What is required: Your task is to gather the lines below that hold the string "actualización".

Task inputs:

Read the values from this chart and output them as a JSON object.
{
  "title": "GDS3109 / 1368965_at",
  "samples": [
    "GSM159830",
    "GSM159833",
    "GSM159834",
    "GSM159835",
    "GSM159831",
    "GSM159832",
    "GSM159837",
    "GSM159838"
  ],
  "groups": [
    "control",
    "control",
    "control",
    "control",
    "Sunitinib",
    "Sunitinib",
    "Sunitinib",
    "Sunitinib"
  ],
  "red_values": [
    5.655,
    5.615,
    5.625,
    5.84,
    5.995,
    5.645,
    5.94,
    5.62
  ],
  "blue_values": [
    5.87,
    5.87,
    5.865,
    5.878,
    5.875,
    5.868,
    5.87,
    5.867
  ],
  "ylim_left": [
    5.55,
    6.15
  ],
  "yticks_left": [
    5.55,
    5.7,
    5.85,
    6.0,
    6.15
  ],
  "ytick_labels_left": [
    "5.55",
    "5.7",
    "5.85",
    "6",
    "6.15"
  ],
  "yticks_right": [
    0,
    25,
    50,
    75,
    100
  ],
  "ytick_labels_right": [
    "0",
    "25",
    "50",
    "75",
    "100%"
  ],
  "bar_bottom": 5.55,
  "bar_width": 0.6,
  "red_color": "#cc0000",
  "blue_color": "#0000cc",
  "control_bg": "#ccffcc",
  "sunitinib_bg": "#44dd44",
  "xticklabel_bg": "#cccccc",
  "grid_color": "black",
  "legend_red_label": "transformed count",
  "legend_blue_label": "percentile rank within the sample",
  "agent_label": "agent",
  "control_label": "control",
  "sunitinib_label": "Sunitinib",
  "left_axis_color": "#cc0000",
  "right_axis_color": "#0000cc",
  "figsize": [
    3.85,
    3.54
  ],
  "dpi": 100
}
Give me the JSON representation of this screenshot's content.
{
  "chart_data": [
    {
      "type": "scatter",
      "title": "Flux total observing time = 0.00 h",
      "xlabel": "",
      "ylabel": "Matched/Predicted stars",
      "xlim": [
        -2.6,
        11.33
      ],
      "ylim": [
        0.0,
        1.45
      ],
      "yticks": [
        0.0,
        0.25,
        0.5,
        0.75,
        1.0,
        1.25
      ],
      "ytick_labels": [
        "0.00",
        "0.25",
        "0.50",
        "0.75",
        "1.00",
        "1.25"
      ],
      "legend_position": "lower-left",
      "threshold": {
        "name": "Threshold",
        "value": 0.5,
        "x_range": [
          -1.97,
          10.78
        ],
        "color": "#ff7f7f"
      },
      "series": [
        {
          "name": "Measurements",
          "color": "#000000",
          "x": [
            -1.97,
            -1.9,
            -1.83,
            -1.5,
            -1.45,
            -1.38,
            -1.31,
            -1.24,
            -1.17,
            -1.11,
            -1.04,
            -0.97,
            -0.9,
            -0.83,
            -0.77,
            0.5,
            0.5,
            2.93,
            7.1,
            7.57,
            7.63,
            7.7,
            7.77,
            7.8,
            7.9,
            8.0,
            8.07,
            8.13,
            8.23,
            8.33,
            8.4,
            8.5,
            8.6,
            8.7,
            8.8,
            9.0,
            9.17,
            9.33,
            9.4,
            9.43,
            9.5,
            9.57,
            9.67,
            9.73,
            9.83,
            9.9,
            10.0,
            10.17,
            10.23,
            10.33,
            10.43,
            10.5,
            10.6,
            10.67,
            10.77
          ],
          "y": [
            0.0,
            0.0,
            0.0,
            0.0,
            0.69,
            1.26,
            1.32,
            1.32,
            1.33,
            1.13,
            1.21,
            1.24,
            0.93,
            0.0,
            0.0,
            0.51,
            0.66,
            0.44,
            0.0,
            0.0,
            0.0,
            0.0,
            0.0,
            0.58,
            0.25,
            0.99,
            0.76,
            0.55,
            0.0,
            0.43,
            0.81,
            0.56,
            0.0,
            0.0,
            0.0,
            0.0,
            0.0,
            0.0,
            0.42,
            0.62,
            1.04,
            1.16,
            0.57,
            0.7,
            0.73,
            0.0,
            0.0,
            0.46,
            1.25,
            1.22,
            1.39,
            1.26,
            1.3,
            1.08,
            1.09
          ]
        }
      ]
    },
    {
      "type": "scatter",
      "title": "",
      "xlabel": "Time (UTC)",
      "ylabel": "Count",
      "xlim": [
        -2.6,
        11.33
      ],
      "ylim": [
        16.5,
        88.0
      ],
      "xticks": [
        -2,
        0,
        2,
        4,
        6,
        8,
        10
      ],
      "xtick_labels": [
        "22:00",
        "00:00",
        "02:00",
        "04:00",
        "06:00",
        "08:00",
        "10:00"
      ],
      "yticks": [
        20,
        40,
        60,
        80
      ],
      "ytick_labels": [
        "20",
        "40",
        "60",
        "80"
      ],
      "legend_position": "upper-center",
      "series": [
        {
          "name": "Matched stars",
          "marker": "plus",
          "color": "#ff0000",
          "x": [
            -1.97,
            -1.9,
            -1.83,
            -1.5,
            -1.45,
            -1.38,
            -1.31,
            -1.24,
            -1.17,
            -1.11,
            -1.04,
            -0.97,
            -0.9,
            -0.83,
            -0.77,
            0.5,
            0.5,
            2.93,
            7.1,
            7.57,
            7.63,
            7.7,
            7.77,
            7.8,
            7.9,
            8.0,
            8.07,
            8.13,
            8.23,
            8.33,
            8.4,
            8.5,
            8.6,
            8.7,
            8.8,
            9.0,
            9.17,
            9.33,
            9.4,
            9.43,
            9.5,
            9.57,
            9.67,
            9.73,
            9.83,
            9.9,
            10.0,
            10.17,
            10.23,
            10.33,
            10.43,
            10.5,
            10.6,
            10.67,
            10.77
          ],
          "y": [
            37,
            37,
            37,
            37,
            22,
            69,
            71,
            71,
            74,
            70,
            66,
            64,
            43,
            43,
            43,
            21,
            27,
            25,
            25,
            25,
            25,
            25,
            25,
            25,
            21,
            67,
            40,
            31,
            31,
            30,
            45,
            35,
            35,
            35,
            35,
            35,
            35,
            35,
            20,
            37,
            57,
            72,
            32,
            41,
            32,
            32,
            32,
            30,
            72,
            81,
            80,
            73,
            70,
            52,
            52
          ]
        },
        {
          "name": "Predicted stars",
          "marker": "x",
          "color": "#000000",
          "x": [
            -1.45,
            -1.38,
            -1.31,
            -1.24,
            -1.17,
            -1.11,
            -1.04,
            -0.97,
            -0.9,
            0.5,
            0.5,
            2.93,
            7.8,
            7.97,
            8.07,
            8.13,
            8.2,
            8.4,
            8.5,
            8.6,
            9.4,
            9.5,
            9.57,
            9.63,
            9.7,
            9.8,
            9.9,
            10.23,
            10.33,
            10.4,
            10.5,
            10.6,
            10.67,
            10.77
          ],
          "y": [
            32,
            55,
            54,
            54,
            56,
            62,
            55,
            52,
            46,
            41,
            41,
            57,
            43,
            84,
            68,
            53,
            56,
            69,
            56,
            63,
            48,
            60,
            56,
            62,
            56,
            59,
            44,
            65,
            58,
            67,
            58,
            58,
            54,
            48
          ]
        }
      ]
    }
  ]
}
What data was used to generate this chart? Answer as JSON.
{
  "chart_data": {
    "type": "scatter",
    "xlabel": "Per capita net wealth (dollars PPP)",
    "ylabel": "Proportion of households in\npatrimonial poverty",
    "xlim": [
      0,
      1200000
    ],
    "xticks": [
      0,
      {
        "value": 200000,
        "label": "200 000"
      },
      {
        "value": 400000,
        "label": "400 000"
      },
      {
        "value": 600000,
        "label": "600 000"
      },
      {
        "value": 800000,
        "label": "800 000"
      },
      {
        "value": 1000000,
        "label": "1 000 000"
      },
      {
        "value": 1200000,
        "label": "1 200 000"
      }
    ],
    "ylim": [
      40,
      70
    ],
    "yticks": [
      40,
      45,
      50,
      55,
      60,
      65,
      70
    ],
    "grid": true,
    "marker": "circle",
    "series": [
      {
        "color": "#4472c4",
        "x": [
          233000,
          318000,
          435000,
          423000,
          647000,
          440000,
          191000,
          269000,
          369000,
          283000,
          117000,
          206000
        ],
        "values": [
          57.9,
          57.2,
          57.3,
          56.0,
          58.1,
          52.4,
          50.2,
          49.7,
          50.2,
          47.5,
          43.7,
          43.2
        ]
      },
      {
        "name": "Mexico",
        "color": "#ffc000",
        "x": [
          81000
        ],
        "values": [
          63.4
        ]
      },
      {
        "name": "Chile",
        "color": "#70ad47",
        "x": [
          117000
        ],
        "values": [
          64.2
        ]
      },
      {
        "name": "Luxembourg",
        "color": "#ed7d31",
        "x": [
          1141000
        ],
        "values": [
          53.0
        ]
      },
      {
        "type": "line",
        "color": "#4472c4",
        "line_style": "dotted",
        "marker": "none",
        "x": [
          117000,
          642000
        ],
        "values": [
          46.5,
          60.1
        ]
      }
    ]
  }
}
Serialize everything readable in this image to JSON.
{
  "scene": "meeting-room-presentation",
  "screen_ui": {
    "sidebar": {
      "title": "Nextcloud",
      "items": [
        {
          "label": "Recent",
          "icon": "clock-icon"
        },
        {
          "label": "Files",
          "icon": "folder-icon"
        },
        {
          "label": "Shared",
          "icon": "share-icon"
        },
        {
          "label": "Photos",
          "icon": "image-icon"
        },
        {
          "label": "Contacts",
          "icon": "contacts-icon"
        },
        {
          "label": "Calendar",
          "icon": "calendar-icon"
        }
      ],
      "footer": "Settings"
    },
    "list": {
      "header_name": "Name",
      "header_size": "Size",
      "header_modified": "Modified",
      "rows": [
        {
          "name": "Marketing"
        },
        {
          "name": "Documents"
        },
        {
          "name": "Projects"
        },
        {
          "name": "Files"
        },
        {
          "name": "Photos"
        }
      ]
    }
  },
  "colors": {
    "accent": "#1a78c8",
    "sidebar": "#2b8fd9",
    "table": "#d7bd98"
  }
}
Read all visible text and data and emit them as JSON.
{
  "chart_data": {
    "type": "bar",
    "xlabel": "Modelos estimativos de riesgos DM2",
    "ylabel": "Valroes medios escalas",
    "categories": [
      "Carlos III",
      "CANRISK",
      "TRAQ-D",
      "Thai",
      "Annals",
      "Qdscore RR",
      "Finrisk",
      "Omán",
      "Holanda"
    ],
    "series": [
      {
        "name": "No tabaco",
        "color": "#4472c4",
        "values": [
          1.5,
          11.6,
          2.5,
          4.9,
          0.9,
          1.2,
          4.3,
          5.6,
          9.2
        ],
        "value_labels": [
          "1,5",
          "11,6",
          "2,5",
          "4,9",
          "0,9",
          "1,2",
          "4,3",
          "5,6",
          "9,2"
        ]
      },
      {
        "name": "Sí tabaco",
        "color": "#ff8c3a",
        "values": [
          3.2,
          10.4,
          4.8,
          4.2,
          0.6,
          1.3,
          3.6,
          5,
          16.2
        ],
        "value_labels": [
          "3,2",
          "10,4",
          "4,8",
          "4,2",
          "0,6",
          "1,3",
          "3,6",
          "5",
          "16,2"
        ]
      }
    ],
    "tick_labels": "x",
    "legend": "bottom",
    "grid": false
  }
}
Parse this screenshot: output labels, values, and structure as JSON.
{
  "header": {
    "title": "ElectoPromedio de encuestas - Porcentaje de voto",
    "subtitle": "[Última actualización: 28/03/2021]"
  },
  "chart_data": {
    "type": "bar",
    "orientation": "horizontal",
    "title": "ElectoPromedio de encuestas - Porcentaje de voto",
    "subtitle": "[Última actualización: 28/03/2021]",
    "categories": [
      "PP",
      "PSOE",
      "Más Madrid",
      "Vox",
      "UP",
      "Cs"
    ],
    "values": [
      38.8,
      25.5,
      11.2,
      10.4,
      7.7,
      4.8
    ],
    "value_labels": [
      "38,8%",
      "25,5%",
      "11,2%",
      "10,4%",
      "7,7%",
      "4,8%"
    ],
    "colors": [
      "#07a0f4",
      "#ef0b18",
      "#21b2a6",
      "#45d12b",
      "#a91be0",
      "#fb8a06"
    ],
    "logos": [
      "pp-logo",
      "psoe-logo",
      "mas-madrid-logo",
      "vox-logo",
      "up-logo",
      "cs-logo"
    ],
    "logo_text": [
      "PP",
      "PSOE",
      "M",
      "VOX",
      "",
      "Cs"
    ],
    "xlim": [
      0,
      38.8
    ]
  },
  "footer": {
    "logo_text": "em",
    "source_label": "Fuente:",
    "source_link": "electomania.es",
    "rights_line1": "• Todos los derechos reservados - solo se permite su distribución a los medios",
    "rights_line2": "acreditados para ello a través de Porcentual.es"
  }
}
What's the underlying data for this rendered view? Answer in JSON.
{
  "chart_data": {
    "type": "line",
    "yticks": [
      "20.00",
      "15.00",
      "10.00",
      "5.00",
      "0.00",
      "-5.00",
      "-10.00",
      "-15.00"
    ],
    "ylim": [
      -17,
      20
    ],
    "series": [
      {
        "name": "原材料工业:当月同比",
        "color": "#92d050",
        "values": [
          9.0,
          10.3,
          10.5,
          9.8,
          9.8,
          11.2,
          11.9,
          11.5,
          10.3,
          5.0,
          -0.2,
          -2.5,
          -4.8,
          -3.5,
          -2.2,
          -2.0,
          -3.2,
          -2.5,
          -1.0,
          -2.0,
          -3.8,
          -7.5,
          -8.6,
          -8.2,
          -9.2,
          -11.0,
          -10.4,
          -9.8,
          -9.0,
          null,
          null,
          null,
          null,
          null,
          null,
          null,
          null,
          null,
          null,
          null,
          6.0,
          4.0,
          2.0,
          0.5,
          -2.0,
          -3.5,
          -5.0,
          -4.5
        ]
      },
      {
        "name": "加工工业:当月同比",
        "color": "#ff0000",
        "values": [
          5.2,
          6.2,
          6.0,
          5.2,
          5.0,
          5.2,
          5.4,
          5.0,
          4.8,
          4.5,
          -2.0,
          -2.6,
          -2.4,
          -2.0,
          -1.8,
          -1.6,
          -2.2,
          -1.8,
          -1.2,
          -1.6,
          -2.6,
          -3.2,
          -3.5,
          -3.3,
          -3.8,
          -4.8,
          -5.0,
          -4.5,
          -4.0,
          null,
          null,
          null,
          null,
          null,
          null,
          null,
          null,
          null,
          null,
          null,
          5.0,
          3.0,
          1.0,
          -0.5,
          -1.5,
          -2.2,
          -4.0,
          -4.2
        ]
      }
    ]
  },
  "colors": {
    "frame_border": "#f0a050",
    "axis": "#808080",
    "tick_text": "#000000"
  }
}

Output for this exercise:
    "subtitle": "[Última actualización: 28/03/2021]"
    "subtitle": "[Última actualización: 28/03/2021]",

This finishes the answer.